Your instructions » Copy word for word everything from "Yes. Yes. Yes." down to "and happen infrequently." in the passage below on witchcraft accusations in Ghana.

Provided passage »
* * * * * * * * *
Before I went to Ghana I had no idea there were witches there. For me, witchcraft accusations were of historical interest, not a contemporary concern. How wrong I was.
Witchcraft accusations are very real. And very destructive.
I am not alone in my ignorance. Most of the people I’ve talked to about my experience visiting Kukuo—one of several camps for alleged witches in northern Ghana—reacted just about the same way as I did: “There are still witchcraft accusations? That many? In the 21st century? Accusations that are taken seriously?”
Yes. Yes. Yes. And yes.
In Ghana, these very real witchcraft accusations are founded on, what is to me, very shaky evidence. An accuser need only say they saw the person in a dream and that is enough for an accusation to be taken seriously. Later there might be a test where a chicken is slaughtered and the position the chicken takes when it dies reveals the truth or falsity of the accusations. Such trials are not mandatory and happen infrequently.
Dream evidence is especially problematic because of malaria. Malaria is a huge problem in Ghana, and in northern Ghana it is largely misunderstood. Many residents only know that an illness is occurring, not the cause. The illness is not associated with mosquitoes at all. The illness is often attributed to witchcraft. Witchcraft accusations increase during malaria season. It does not help that a symptom of malaria is vivid dreams.
Women—they are almost always women—are in constant danger of being accused. Especially if they don’t have a man to speak for them. Especially if they cannot produce children, due to age or biology. Especially if they have a little economic power. In other words, if they don’t conform to the gender role Ghanaian society requires they conform to.
For example, if a woman, especially a widow or single woman, runs a successful business, she might choose to help her community by giving loans. I spoke to several alleged witches in Kukuo. Most of their accusers were people who owed them money. For me the interpretation is obvious. This person did not want to pay. It is easier to accuse and have the debt wiped out than find the money to make good on it. This is a personal grudge. But there is also a broader issue.
Wealthy men, even single wealthy men, who lend money to members of their community are rarely, if ever, accused of witchcraft by their debtors. Why? Why are women vulnerable when similarly situated men are not? Because these single, successful women are threats to the system. Not only does the individual accuser benefit when their debt is wiped out, but the community status quo is preserved when the woman is banished and her business redistributed.
An accusation leading to banishment means leaving with only the clothes on one’s back. But it often also means beatings—beatings in the woman’s home community and in every community she encounters on her way to one of the refugee camps for alleged witches. The camps are safe places, but not easy ones. In the camps the women still struggle to acquire basic necessities. From Kukuo, water is several miles away. Many of the women are reliant on what food is donated to them or what they can find in fields after harvest. Their roofs leak when it rains so they cannot sleep. Most of these women are in their 70s or older.
* * * * * * * * *
Given entries »
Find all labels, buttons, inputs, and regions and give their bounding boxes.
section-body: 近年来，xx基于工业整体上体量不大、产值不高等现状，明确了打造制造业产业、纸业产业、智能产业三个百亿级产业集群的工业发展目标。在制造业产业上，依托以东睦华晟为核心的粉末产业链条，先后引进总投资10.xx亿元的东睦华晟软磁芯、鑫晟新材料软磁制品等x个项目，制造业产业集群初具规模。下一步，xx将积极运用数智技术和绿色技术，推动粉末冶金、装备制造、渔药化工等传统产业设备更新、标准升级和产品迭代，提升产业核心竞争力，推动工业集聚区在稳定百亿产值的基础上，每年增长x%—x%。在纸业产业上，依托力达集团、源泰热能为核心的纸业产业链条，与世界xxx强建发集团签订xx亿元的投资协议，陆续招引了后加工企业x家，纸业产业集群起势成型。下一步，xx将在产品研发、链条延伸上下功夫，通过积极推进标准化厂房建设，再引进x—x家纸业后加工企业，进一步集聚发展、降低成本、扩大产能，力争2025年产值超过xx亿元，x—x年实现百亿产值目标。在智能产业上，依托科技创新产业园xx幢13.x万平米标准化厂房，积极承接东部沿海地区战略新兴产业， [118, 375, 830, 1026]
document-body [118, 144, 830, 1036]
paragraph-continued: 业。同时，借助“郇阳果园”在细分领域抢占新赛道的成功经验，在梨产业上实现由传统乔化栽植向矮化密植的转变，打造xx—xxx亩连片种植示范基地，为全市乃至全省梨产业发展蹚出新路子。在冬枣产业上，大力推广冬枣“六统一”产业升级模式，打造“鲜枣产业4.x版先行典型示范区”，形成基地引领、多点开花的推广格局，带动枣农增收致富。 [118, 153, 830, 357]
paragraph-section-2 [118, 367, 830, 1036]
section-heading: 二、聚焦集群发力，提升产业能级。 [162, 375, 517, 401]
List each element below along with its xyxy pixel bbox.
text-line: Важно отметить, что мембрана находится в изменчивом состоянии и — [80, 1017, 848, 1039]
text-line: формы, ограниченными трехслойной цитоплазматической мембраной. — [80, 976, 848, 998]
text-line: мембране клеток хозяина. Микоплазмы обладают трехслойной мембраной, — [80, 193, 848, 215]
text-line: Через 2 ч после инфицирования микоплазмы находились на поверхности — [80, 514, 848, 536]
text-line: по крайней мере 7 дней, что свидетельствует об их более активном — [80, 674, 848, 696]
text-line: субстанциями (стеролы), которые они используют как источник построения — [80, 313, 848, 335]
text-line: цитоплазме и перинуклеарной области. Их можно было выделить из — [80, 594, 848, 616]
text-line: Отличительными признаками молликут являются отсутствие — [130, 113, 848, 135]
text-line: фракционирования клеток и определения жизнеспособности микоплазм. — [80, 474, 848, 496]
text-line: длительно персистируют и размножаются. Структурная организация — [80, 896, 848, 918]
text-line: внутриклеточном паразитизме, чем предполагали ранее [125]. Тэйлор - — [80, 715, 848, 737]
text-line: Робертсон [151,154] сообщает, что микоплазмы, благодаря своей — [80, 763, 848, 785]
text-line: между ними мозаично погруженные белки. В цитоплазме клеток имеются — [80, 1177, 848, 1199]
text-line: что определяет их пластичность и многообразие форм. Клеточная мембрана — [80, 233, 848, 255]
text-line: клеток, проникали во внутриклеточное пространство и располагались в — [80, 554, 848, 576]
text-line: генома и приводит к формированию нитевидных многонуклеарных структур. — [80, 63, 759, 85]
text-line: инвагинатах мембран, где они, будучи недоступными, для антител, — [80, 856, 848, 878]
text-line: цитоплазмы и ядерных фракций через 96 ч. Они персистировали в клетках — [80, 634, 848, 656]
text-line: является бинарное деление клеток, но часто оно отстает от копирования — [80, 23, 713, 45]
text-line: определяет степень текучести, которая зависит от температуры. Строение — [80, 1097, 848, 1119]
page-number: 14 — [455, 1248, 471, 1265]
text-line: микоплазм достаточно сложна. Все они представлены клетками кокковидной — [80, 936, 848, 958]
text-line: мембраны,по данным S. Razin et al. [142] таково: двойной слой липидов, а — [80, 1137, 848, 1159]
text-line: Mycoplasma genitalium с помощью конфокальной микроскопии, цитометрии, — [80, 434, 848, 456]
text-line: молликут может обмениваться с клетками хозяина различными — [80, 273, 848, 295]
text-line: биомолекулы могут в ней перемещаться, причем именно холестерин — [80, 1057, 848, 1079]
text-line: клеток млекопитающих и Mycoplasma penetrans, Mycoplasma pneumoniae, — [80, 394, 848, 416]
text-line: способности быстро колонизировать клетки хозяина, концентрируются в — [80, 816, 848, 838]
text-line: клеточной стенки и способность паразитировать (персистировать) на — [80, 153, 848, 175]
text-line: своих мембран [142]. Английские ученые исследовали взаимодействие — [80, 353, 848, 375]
* * * * * * * * *
Output »
Yes. Yes. Yes. And yes.
In Ghana, these very real witchcraft accusations are founded on, what is to me, very shaky evidence. An accuser need only say they saw the person in a dream and that is enough for an accusation to be taken seriously. Later there might be a test where a chicken is slaughtered and the position the chicken takes when it dies reveals the truth or falsity of the accusations. Such trials are not mandatory and happen infrequently.